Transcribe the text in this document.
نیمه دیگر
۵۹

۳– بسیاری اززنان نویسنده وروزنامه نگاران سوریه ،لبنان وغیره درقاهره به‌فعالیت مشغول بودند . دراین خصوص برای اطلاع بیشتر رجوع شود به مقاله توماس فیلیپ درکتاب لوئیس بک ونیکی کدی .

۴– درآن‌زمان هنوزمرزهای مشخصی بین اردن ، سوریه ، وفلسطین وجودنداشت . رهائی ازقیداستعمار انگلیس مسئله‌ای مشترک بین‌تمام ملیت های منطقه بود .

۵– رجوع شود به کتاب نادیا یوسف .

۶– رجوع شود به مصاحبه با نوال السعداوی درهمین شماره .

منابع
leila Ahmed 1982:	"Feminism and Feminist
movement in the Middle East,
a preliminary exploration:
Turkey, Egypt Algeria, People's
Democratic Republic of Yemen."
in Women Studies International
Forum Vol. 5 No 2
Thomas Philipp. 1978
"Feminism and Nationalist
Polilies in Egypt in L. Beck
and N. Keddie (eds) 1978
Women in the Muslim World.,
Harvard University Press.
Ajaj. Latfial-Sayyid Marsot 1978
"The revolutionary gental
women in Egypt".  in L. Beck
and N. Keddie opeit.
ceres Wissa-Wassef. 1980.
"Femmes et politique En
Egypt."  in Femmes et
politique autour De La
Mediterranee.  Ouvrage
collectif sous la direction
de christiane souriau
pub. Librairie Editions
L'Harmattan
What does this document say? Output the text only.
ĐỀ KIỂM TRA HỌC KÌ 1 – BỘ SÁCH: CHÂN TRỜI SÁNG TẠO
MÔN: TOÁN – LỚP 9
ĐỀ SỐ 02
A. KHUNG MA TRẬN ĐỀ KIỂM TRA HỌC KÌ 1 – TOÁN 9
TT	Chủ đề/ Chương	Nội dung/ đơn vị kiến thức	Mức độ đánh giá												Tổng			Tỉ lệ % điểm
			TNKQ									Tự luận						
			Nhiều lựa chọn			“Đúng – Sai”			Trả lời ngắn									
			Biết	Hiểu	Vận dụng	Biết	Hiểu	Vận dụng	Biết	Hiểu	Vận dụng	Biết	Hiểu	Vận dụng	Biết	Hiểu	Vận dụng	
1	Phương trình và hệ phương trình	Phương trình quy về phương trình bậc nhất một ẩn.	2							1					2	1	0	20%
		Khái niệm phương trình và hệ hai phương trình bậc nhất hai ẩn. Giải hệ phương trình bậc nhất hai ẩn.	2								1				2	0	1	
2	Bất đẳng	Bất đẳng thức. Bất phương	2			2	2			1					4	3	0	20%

· · · · · · ·

What you should do:
Reproduce the whole listing word for word.

Result of this task:
Transcribe the text in this document.
نیمه دیگر
۵۹

۳– بسیاری اززنان نویسنده وروزنامه نگاران سوریه ،لبنان وغیره درقاهره به‌فعالیت مشغول بودند . دراین خصوص برای اطلاع بیشتر رجوع شود به مقاله توماس فیلیپ درکتاب لوئیس بک ونیکی کدی .

۴– درآن‌زمان هنوزمرزهای مشخصی بین اردن ، سوریه ، وفلسطین وجودنداشت . رهائی ازقیداستعمار انگلیس مسئله‌ای مشترک بین‌تمام ملیت های منطقه بود .

۵– رجوع شود به کتاب نادیا یوسف .

۶– رجوع شود به مصاحبه با نوال السعداوی درهمین شماره .

منابع
leila Ahmed 1982:	"Feminism and Feminist
movement in the Middle East,
a preliminary exploration:
Turkey, Egypt Algeria, People's
Democratic Republic of Yemen."
in Women Studies International
Forum Vol. 5 No 2
Thomas Philipp. 1978
"Feminism and Nationalist
Polilies in Egypt in L. Beck
and N. Keddie (eds) 1978
Women in the Muslim World.,
Harvard University Press.
Ajaj. Latfial-Sayyid Marsot 1978
"The revolutionary gental
women in Egypt".  in L. Beck
and N. Keddie opeit.
ceres Wissa-Wassef. 1980.
"Femmes et politique En
Egypt."  in Femmes et
politique autour De La
Mediterranee.  Ouvrage
collectif sous la direction
de christiane souriau
pub. Librairie Editions
L'Harmattan
What does this document say? Output the text only.
ĐỀ KIỂM TRA HỌC KÌ 1 – BỘ SÁCH: CHÂN TRỜI SÁNG TẠO
MÔN: TOÁN – LỚP 9
ĐỀ SỐ 02
A. KHUNG MA TRẬN ĐỀ KIỂM TRA HỌC KÌ 1 – TOÁN 9
TT	Chủ đề/ Chương	Nội dung/ đơn vị kiến thức	Mức độ đánh giá												Tổng			Tỉ lệ % điểm
			TNKQ									Tự luận						
			Nhiều lựa chọn			“Đúng – Sai”			Trả lời ngắn									
			Biết	Hiểu	Vận dụng	Biết	Hiểu	Vận dụng	Biết	Hiểu	Vận dụng	Biết	Hiểu	Vận dụng	Biết	Hiểu	Vận dụng	
1	Phương trình và hệ phương trình	Phương trình quy về phương trình bậc nhất một ẩn.	2							1					2	1	0	20%
		Khái niệm phương trình và hệ hai phương trình bậc nhất hai ẩn. Giải hệ phương trình bậc nhất hai ẩn.	2								1				2	0	1	
2	Bất đẳng	Bất đẳng thức. Bất phương	2			2	2			1					4	3	0	20%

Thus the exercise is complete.